> WHAT THE TASK ASKS
Copy out, from the entries below, each line holding the string "overgeneralisation".

> PROVIDED INFORMATION

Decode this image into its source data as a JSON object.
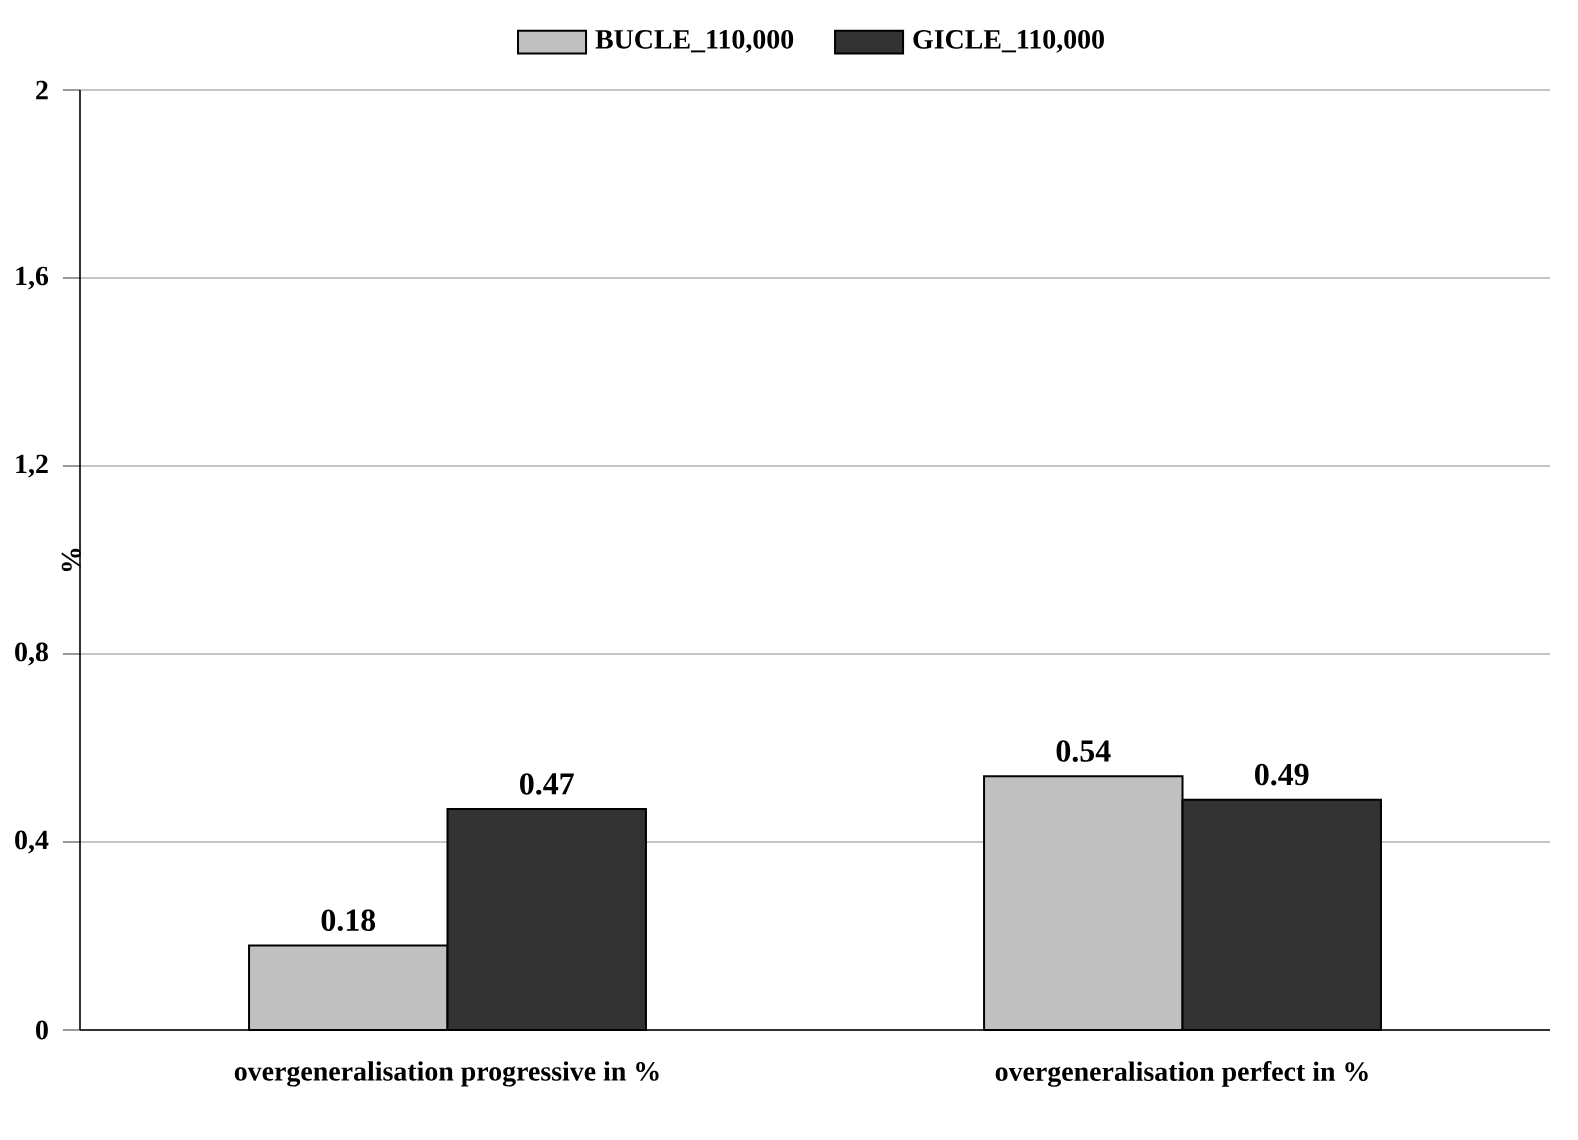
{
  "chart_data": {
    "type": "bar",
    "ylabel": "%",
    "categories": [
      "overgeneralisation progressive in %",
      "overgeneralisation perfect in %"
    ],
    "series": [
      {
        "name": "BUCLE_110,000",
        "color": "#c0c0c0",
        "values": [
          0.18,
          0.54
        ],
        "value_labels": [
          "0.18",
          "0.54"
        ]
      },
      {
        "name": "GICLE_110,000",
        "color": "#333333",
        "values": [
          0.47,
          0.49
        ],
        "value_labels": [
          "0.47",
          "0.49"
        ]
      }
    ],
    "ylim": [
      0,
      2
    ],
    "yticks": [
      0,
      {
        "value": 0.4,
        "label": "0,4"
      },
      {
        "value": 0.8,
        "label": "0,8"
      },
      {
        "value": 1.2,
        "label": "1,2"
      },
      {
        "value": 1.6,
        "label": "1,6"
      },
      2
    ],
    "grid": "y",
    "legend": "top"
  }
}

> RESPONSE TO THE TASK
      "overgeneralisation progressive in %",
      "overgeneralisation perfect in %"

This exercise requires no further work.